## DIRECTION
Pull every line containing "highlighted" from the entries.

## DATA SHOWN
━━━━━━━━━━━━━━━━

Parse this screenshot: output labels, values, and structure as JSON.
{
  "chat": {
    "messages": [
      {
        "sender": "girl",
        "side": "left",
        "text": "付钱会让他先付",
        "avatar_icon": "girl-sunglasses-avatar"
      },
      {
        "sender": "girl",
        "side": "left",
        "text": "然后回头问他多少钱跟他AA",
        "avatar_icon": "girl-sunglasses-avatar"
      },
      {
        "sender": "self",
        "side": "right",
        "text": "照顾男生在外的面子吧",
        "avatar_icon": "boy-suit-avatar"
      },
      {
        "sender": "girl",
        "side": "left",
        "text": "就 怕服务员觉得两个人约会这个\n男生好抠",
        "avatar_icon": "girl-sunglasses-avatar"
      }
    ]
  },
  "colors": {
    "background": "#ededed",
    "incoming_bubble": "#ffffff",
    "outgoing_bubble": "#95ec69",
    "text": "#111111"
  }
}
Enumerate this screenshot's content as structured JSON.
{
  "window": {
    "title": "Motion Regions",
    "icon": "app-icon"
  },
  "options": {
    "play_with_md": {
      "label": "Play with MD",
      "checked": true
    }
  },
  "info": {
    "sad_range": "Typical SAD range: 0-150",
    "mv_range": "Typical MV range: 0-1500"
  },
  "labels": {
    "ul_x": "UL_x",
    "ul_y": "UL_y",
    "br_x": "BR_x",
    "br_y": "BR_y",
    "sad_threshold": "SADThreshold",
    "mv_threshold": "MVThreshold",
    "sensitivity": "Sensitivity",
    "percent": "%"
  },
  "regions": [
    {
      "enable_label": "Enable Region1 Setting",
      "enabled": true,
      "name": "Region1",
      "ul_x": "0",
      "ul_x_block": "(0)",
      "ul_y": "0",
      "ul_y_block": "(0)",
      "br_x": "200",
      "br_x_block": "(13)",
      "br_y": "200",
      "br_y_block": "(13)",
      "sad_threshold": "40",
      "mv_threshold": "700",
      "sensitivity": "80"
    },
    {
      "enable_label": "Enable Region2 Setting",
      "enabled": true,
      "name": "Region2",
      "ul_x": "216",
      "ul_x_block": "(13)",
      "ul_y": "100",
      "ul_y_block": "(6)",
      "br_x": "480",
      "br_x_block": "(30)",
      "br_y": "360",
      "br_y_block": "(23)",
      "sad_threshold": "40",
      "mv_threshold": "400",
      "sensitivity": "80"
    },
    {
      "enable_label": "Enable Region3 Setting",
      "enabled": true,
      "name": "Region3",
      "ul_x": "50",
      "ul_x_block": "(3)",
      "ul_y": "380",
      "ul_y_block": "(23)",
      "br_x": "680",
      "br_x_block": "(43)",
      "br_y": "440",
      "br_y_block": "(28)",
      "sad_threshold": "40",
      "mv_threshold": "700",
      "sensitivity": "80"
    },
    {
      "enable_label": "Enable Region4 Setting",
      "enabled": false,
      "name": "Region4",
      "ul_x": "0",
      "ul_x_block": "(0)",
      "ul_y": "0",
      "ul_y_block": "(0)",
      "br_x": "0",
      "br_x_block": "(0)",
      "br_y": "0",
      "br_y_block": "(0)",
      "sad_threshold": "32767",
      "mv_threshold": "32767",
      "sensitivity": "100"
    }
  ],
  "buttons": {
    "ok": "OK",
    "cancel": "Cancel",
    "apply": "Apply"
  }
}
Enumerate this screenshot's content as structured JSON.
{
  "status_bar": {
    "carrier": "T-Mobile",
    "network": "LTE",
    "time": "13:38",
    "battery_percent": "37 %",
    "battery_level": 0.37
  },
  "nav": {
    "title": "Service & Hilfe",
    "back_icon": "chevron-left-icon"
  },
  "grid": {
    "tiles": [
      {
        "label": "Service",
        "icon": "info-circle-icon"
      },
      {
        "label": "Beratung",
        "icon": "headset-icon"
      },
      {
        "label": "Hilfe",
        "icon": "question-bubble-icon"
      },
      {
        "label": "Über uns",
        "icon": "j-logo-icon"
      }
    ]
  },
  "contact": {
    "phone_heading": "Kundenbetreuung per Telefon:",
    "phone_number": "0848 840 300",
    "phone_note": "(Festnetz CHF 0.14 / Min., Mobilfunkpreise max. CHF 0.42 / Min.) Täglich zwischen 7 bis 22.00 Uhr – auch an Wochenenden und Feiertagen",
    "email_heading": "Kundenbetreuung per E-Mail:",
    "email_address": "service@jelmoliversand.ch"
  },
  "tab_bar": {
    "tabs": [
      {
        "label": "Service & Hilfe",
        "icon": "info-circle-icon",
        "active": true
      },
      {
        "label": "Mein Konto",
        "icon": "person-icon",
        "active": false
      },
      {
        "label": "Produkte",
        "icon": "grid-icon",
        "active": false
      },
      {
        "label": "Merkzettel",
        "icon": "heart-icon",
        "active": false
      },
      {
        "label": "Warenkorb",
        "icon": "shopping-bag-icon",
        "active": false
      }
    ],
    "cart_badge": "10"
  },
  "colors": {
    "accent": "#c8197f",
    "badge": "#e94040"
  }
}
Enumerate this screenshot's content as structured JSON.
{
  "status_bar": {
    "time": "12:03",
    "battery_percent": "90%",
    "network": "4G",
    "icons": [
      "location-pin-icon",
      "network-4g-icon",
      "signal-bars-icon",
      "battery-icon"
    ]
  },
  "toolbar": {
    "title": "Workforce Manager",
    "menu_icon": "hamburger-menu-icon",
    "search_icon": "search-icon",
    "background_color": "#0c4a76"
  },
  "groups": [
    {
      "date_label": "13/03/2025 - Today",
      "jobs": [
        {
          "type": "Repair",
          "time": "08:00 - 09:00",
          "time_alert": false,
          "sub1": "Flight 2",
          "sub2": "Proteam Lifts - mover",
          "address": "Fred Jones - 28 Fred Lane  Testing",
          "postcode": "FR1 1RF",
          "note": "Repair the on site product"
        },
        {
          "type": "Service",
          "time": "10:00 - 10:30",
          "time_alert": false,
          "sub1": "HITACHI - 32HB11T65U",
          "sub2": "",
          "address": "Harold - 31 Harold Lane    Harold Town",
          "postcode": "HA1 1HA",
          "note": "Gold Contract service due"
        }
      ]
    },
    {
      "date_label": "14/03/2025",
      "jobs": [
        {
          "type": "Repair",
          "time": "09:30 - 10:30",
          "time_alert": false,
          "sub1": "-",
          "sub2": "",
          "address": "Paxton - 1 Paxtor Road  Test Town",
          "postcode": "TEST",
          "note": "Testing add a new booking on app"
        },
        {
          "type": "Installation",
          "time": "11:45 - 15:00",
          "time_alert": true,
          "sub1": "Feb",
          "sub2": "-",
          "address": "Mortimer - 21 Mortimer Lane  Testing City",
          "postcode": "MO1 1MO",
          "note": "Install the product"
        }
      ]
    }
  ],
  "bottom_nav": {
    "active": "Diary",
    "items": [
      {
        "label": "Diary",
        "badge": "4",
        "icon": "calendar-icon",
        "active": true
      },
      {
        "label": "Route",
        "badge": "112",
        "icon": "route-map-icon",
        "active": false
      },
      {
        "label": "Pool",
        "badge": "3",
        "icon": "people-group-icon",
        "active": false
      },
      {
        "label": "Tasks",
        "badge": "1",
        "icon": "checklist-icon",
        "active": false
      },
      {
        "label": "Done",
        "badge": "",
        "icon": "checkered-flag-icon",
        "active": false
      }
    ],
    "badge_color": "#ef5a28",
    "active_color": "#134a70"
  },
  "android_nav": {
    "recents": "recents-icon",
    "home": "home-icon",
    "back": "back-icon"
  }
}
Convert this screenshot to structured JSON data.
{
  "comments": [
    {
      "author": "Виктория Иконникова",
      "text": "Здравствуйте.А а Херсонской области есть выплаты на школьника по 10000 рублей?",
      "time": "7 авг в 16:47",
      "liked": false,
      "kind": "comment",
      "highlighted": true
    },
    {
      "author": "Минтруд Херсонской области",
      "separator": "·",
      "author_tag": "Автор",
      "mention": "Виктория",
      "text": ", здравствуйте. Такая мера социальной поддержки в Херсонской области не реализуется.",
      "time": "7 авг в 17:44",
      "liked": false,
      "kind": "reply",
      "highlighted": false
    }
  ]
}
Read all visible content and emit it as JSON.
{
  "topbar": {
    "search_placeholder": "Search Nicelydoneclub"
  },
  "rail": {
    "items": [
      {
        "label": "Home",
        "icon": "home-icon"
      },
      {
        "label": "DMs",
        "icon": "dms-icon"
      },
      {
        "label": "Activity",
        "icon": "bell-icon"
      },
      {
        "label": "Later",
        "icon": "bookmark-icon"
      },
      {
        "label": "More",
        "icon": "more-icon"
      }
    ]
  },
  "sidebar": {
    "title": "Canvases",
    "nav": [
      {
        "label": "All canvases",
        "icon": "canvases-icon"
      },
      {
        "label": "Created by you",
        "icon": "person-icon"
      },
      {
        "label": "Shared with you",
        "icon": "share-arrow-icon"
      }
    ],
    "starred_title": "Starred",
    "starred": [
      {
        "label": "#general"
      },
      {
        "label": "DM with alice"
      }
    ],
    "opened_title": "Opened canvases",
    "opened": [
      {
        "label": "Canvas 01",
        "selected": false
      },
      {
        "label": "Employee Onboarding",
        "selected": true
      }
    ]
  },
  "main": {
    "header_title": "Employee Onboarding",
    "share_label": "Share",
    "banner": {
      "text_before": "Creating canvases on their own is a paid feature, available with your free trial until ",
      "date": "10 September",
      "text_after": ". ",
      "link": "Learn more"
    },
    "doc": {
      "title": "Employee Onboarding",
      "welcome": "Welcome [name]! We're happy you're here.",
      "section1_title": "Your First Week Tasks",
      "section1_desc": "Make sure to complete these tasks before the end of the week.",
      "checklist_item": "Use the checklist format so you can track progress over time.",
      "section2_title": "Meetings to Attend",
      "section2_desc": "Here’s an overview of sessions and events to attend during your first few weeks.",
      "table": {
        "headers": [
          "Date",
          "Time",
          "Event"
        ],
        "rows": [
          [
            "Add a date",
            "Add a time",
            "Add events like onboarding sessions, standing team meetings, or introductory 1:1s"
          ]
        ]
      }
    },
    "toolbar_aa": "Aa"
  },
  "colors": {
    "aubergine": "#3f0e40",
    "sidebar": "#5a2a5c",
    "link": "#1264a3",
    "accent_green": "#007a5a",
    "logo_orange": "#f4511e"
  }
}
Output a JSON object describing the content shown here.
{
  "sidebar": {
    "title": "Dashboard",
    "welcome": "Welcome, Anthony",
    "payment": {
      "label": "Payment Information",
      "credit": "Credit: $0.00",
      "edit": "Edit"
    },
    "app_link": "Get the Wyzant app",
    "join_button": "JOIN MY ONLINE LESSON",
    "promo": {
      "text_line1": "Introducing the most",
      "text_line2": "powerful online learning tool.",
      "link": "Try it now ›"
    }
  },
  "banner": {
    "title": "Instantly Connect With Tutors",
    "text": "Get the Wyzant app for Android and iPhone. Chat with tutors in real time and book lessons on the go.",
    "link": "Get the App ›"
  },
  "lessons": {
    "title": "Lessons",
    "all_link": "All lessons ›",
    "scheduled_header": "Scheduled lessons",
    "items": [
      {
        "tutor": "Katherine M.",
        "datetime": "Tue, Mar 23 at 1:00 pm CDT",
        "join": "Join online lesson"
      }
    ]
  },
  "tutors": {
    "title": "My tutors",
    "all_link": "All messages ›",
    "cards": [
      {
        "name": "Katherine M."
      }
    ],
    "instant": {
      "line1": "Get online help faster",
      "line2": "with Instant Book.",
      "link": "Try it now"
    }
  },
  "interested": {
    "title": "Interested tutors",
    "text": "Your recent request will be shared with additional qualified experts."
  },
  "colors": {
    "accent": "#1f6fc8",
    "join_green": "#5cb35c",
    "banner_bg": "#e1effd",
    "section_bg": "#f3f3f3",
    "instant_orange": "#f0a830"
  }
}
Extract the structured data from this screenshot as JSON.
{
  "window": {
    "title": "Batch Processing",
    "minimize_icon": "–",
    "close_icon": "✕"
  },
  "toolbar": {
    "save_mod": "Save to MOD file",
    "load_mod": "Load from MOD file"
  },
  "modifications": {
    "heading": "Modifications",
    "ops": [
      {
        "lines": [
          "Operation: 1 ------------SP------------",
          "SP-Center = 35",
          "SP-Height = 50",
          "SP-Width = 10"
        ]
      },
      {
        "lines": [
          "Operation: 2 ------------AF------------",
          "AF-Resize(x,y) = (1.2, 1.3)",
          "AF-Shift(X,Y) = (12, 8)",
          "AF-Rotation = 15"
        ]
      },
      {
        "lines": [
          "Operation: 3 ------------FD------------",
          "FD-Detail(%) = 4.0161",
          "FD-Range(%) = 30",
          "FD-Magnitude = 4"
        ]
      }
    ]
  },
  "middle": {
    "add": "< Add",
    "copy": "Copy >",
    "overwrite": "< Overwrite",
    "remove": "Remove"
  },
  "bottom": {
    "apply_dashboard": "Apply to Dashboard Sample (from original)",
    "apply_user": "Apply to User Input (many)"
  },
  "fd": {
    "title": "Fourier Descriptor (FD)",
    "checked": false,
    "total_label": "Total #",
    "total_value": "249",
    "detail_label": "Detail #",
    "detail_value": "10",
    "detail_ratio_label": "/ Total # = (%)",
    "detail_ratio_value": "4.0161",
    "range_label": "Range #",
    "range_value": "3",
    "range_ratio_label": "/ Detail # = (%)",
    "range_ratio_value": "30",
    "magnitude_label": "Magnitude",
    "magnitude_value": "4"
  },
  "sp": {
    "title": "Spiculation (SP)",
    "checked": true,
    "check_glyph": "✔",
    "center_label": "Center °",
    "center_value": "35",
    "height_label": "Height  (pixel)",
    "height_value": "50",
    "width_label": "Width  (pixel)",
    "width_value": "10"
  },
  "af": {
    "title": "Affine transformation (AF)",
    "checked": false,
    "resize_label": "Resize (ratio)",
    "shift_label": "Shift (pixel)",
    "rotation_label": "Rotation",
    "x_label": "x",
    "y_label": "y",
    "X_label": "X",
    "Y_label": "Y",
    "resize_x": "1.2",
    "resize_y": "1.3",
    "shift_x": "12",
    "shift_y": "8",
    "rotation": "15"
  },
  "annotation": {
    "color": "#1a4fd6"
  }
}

━━━━━━━━━━━━━━━━

## EXPECTED ANSWER
      "highlighted": true
      "highlighted": false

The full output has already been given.